• WHAT IS BEING ASKED
Write out the records word for word, with no pictures.

(Stored data entries)
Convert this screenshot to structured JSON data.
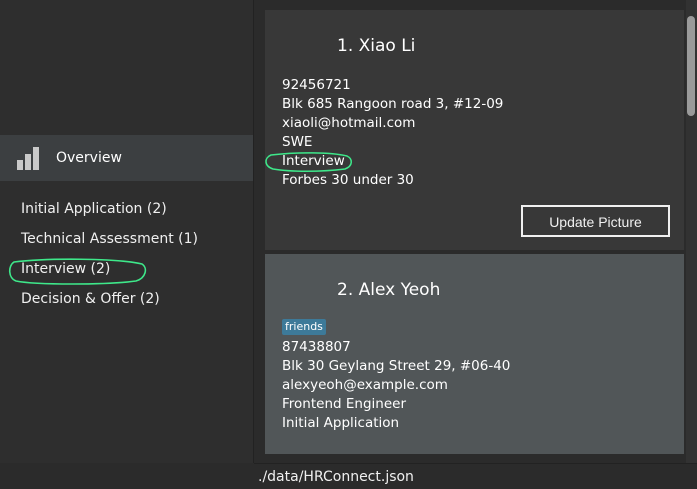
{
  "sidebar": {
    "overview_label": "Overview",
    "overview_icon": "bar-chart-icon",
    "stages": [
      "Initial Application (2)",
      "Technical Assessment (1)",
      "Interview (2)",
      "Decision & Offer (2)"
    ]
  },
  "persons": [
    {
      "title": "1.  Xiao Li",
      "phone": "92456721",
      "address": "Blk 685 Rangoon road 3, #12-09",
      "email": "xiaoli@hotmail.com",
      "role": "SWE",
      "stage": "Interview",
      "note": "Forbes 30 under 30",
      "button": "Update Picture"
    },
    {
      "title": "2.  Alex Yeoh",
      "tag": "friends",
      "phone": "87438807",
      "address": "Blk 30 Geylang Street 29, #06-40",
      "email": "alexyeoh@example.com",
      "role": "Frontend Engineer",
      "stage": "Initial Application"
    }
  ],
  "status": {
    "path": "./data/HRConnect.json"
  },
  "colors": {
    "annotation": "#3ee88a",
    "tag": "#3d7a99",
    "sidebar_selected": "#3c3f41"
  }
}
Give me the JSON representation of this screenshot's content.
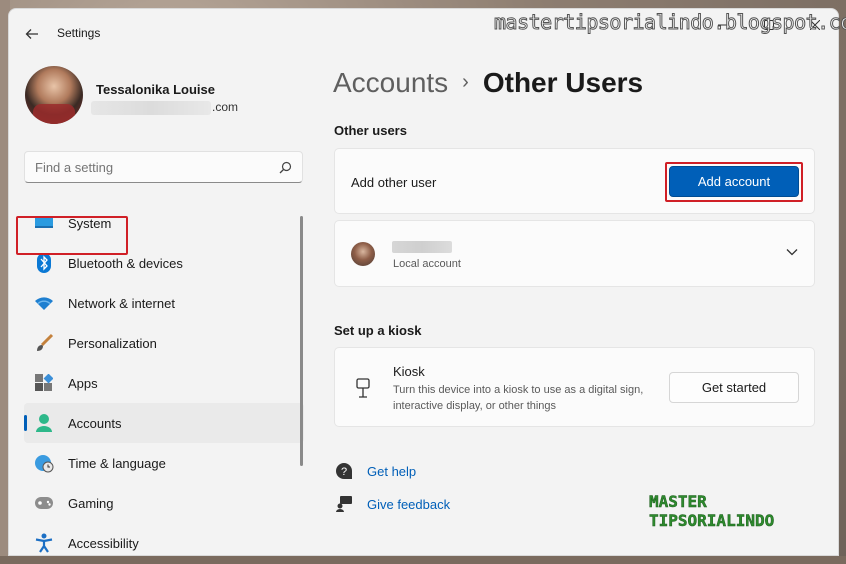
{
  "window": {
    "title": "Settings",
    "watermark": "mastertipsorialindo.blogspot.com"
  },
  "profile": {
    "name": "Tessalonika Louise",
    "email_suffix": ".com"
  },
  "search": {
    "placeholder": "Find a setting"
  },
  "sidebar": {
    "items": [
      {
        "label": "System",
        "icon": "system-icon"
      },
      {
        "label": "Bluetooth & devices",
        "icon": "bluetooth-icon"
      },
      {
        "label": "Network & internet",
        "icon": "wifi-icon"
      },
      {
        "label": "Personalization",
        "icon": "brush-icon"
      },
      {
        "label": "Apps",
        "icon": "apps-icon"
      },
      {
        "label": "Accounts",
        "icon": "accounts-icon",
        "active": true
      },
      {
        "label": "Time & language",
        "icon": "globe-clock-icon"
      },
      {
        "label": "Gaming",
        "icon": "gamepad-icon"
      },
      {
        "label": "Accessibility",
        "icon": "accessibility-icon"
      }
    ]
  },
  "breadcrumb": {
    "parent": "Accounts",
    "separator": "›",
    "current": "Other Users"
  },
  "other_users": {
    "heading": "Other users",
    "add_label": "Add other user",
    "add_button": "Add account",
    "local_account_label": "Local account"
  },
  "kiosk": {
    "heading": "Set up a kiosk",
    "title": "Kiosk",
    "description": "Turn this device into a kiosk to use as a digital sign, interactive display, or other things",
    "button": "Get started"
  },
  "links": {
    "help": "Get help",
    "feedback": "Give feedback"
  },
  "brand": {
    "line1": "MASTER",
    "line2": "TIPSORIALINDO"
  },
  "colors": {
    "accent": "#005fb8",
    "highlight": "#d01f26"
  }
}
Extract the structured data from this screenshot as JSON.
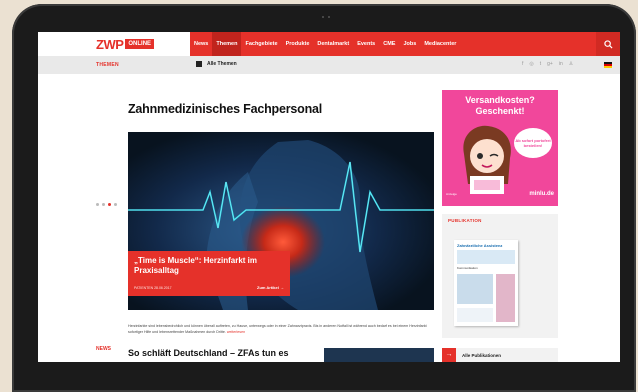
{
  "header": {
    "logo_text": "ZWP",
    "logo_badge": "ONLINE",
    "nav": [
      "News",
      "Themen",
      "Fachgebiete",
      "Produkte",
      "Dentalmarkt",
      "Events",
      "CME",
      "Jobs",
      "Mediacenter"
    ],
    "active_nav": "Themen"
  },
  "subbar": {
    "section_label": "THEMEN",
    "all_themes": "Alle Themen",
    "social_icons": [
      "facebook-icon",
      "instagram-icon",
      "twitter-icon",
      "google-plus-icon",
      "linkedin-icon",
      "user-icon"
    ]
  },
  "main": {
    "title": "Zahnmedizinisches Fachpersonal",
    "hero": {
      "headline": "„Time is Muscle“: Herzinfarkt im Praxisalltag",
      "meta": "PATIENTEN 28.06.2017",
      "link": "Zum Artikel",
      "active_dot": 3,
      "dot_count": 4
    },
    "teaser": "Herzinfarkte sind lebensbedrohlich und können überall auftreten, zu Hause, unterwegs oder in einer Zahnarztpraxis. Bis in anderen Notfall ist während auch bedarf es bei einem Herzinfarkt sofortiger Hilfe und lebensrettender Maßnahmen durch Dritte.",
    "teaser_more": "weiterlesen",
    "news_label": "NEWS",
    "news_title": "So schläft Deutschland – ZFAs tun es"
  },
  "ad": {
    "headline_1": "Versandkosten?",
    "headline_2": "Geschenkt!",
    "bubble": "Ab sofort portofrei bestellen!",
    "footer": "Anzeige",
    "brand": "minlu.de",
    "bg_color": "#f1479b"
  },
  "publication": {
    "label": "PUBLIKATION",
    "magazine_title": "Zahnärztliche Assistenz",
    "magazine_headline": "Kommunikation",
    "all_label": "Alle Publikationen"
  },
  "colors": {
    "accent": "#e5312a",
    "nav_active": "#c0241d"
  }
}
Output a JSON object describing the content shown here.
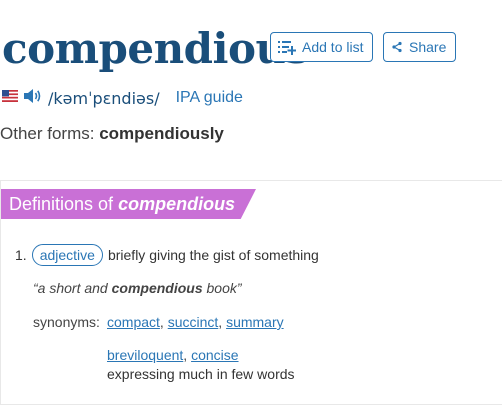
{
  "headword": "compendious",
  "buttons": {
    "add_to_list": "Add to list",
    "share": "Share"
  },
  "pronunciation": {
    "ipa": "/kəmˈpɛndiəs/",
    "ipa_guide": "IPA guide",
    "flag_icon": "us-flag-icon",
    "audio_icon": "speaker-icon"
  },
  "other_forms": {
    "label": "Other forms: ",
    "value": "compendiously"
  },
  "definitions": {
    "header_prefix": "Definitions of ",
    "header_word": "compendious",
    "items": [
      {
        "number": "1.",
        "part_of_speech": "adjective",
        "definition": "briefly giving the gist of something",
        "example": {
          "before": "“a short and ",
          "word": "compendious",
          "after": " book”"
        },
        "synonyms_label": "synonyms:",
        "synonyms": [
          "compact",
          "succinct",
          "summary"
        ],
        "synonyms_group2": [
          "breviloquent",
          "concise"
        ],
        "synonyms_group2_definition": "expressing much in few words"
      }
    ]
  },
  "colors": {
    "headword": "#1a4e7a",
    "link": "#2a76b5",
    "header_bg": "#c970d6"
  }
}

• WRITTEN RESPONSE
Convert this screenshot to structured JSON data.
{
  "sidebar": {
    "overview_label": "Overview",
    "overview_icon": "bar-chart-icon",
    "stages": [
      "Initial Application (2)",
      "Technical Assessment (1)",
      "Interview (2)",
      "Decision & Offer (2)"
    ]
  },
  "persons": [
    {
      "title": "1.  Xiao Li",
      "phone": "92456721",
      "address": "Blk 685 Rangoon road 3, #12-09",
      "email": "xiaoli@hotmail.com",
      "role": "SWE",
      "stage": "Interview",
      "note": "Forbes 30 under 30",
      "button": "Update Picture"
    },
    {
      "title": "2.  Alex Yeoh",
      "tag": "friends",
      "phone": "87438807",
      "address": "Blk 30 Geylang Street 29, #06-40",
      "email": "alexyeoh@example.com",
      "role": "Frontend Engineer",
      "stage": "Initial Application"
    }
  ],
  "status": {
    "path": "./data/HRConnect.json"
  },
  "colors": {
    "annotation": "#3ee88a",
    "tag": "#3d7a99",
    "sidebar_selected": "#3c3f41"
  }
}
Give me the JSON representation of this screenshot's content.
{
  "window": {
    "title": "Settings",
    "watermark": "mastertipsorialindo.blogspot.com"
  },
  "profile": {
    "name": "Tessalonika Louise",
    "email_suffix": ".com"
  },
  "search": {
    "placeholder": "Find a setting"
  },
  "sidebar": {
    "items": [
      {
        "label": "System",
        "icon": "system-icon"
      },
      {
        "label": "Bluetooth & devices",
        "icon": "bluetooth-icon"
      },
      {
        "label": "Network & internet",
        "icon": "wifi-icon"
      },
      {
        "label": "Personalization",
        "icon": "brush-icon"
      },
      {
        "label": "Apps",
        "icon": "apps-icon"
      },
      {
        "label": "Accounts",
        "icon": "accounts-icon",
        "active": true
      },
      {
        "label": "Time & language",
        "icon": "globe-clock-icon"
      },
      {
        "label": "Gaming",
        "icon": "gamepad-icon"
      },
      {
        "label": "Accessibility",
        "icon": "accessibility-icon"
      }
    ]
  },
  "breadcrumb": {
    "parent": "Accounts",
    "separator": "›",
    "current": "Other Users"
  },
  "other_users": {
    "heading": "Other users",
    "add_label": "Add other user",
    "add_button": "Add account",
    "local_account_label": "Local account"
  },
  "kiosk": {
    "heading": "Set up a kiosk",
    "title": "Kiosk",
    "description": "Turn this device into a kiosk to use as a digital sign, interactive display, or other things",
    "button": "Get started"
  },
  "links": {
    "help": "Get help",
    "feedback": "Give feedback"
  },
  "brand": {
    "line1": "MASTER",
    "line2": "TIPSORIALINDO"
  },
  "colors": {
    "accent": "#005fb8",
    "highlight": "#d01f26"
  }
}
Extract the structured data from this screenshot as JSON.
{
  "header": {
    "logo_text": "ZWP",
    "logo_badge": "ONLINE",
    "nav": [
      "News",
      "Themen",
      "Fachgebiete",
      "Produkte",
      "Dentalmarkt",
      "Events",
      "CME",
      "Jobs",
      "Mediacenter"
    ],
    "active_nav": "Themen"
  },
  "subbar": {
    "section_label": "THEMEN",
    "all_themes": "Alle Themen",
    "social_icons": [
      "facebook-icon",
      "instagram-icon",
      "twitter-icon",
      "google-plus-icon",
      "linkedin-icon",
      "user-icon"
    ]
  },
  "main": {
    "title": "Zahnmedizinisches Fachpersonal",
    "hero": {
      "headline": "„Time is Muscle“: Herzinfarkt im Praxisalltag",
      "meta": "PATIENTEN 28.06.2017",
      "link": "Zum Artikel",
      "active_dot": 3,
      "dot_count": 4
    },
    "teaser": "Herzinfarkte sind lebensbedrohlich und können überall auftreten, zu Hause, unterwegs oder in einer Zahnarztpraxis. Bis in anderen Notfall ist während auch bedarf es bei einem Herzinfarkt sofortiger Hilfe und lebensrettender Maßnahmen durch Dritte.",
    "teaser_more": "weiterlesen",
    "news_label": "NEWS",
    "news_title": "So schläft Deutschland – ZFAs tun es"
  },
  "ad": {
    "headline_1": "Versandkosten?",
    "headline_2": "Geschenkt!",
    "bubble": "Ab sofort portofrei bestellen!",
    "footer": "Anzeige",
    "brand": "minlu.de",
    "bg_color": "#f1479b"
  },
  "publication": {
    "label": "PUBLIKATION",
    "magazine_title": "Zahnärztliche Assistenz",
    "magazine_headline": "Kommunikation",
    "all_label": "Alle Publikationen"
  },
  "colors": {
    "accent": "#e5312a",
    "nav_active": "#c0241d"
  }
}
Output a JSON object describing the content shown here.
{
  "headword": "compendious",
  "buttons": {
    "add_to_list": "Add to list",
    "share": "Share"
  },
  "pronunciation": {
    "ipa": "/kəmˈpɛndiəs/",
    "ipa_guide": "IPA guide",
    "flag_icon": "us-flag-icon",
    "audio_icon": "speaker-icon"
  },
  "other_forms": {
    "label": "Other forms: ",
    "value": "compendiously"
  },
  "definitions": {
    "header_prefix": "Definitions of ",
    "header_word": "compendious",
    "items": [
      {
        "number": "1.",
        "part_of_speech": "adjective",
        "definition": "briefly giving the gist of something",
        "example": {
          "before": "“a short and ",
          "word": "compendious",
          "after": " book”"
        },
        "synonyms_label": "synonyms:",
        "synonyms": [
          "compact",
          "succinct",
          "summary"
        ],
        "synonyms_group2": [
          "breviloquent",
          "concise"
        ],
        "synonyms_group2_definition": "expressing much in few words"
      }
    ]
  },
  "colors": {
    "headword": "#1a4e7a",
    "link": "#2a76b5",
    "header_bg": "#c970d6"
  }
}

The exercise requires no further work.